+++ DATASET EXCERPTS
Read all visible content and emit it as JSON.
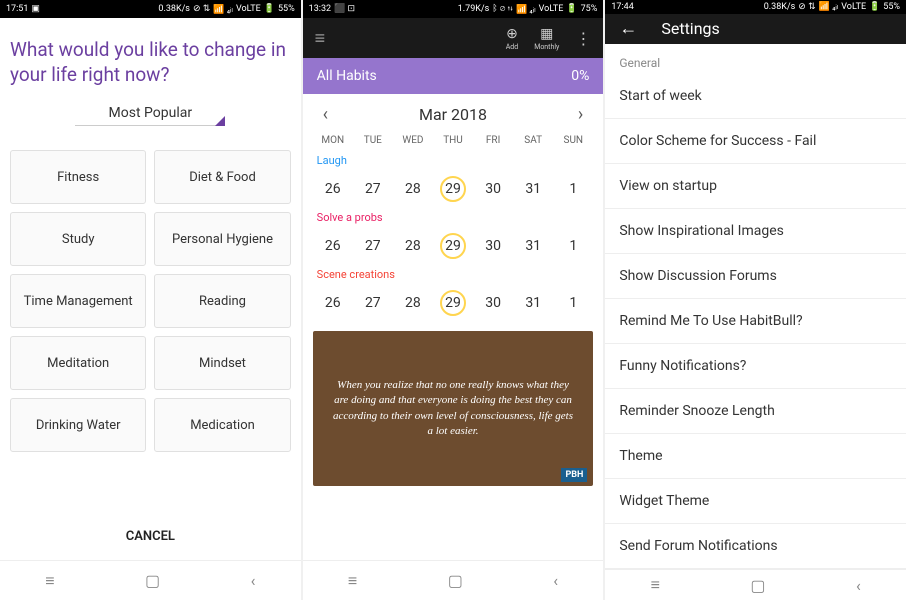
{
  "screen1": {
    "status": {
      "time": "17:51",
      "speed": "0.38K/s",
      "signal": "VoLTE",
      "battery": "55%"
    },
    "title": "What would you like to change in your life right now?",
    "dropdown": "Most Popular",
    "categories": [
      "Fitness",
      "Diet & Food",
      "Study",
      "Personal Hygiene",
      "Time Management",
      "Reading",
      "Meditation",
      "Mindset",
      "Drinking Water",
      "Medication"
    ],
    "cancel": "CANCEL"
  },
  "screen2": {
    "status": {
      "time": "13:32",
      "speed": "1.79K/s",
      "signal": "VoLTE",
      "battery": "75%"
    },
    "actions": {
      "add": "Add",
      "monthly": "Monthly"
    },
    "habitsBar": {
      "label": "All Habits",
      "percent": "0%"
    },
    "month": "Mar 2018",
    "dayHeaders": [
      "MON",
      "TUE",
      "WED",
      "THU",
      "FRI",
      "SAT",
      "SUN"
    ],
    "habits": [
      {
        "name": "Laugh",
        "class": "laugh",
        "days": [
          "26",
          "27",
          "28",
          "29",
          "30",
          "31",
          "1"
        ],
        "today": 3
      },
      {
        "name": "Solve a probs",
        "class": "solve",
        "days": [
          "26",
          "27",
          "28",
          "29",
          "30",
          "31",
          "1"
        ],
        "today": 3
      },
      {
        "name": "Scene creations",
        "class": "scene",
        "days": [
          "26",
          "27",
          "28",
          "29",
          "30",
          "31",
          "1"
        ],
        "today": 3
      }
    ],
    "quote": "When you realize that no one really knows what they are doing and that everyone is doing the best they can according to their own level of consciousness, life gets a lot easier.",
    "pbh": "PBH"
  },
  "screen3": {
    "status": {
      "time": "17:44",
      "speed": "0.38K/s",
      "signal": "VoLTE",
      "battery": "55%"
    },
    "title": "Settings",
    "section": "General",
    "items": [
      "Start of week",
      "Color Scheme for Success - Fail",
      "View on startup",
      "Show Inspirational Images",
      "Show Discussion Forums",
      "Remind Me To Use HabitBull?",
      "Funny Notifications?",
      "Reminder Snooze Length",
      "Theme",
      "Widget Theme",
      "Send Forum Notifications"
    ]
  }
}
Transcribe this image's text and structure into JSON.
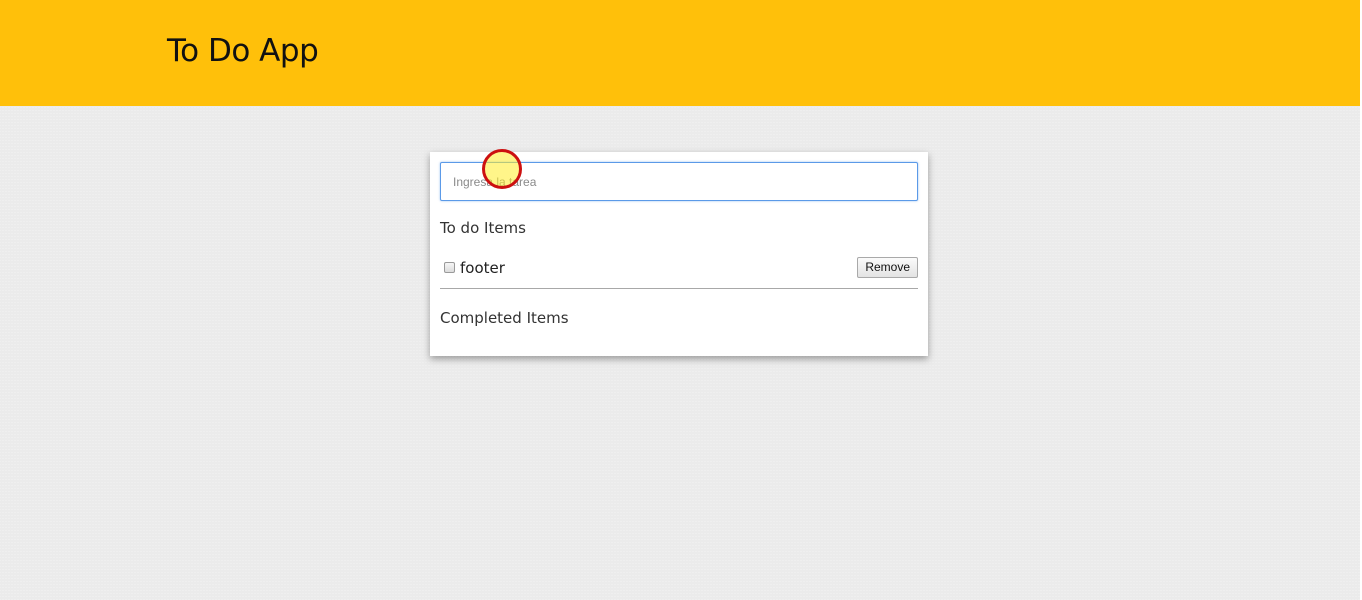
++++++
▶ _AIM OF THE TASK_
Omit the pictures, then quote the rest of the material above exactly.

▶ _THE REPLY_
Read all visible content and emit it as JSON.
{
  "screen1": {
    "status": {
      "time": "17:51",
      "speed": "0.38K/s",
      "signal": "VoLTE",
      "battery": "55%"
    },
    "title": "What would you like to change in your life right now?",
    "dropdown": "Most Popular",
    "categories": [
      "Fitness",
      "Diet & Food",
      "Study",
      "Personal Hygiene",
      "Time Management",
      "Reading",
      "Meditation",
      "Mindset",
      "Drinking Water",
      "Medication"
    ],
    "cancel": "CANCEL"
  },
  "screen2": {
    "status": {
      "time": "13:32",
      "speed": "1.79K/s",
      "signal": "VoLTE",
      "battery": "75%"
    },
    "actions": {
      "add": "Add",
      "monthly": "Monthly"
    },
    "habitsBar": {
      "label": "All Habits",
      "percent": "0%"
    },
    "month": "Mar 2018",
    "dayHeaders": [
      "MON",
      "TUE",
      "WED",
      "THU",
      "FRI",
      "SAT",
      "SUN"
    ],
    "habits": [
      {
        "name": "Laugh",
        "class": "laugh",
        "days": [
          "26",
          "27",
          "28",
          "29",
          "30",
          "31",
          "1"
        ],
        "today": 3
      },
      {
        "name": "Solve a probs",
        "class": "solve",
        "days": [
          "26",
          "27",
          "28",
          "29",
          "30",
          "31",
          "1"
        ],
        "today": 3
      },
      {
        "name": "Scene creations",
        "class": "scene",
        "days": [
          "26",
          "27",
          "28",
          "29",
          "30",
          "31",
          "1"
        ],
        "today": 3
      }
    ],
    "quote": "When you realize that no one really knows what they are doing and that everyone is doing the best they can according to their own level of consciousness, life gets a lot easier.",
    "pbh": "PBH"
  },
  "screen3": {
    "status": {
      "time": "17:44",
      "speed": "0.38K/s",
      "signal": "VoLTE",
      "battery": "55%"
    },
    "title": "Settings",
    "section": "General",
    "items": [
      "Start of week",
      "Color Scheme for Success - Fail",
      "View on startup",
      "Show Inspirational Images",
      "Show Discussion Forums",
      "Remind Me To Use HabitBull?",
      "Funny Notifications?",
      "Reminder Snooze Length",
      "Theme",
      "Widget Theme",
      "Send Forum Notifications"
    ]
  }
}
Transcribe this image's text and structure into JSON.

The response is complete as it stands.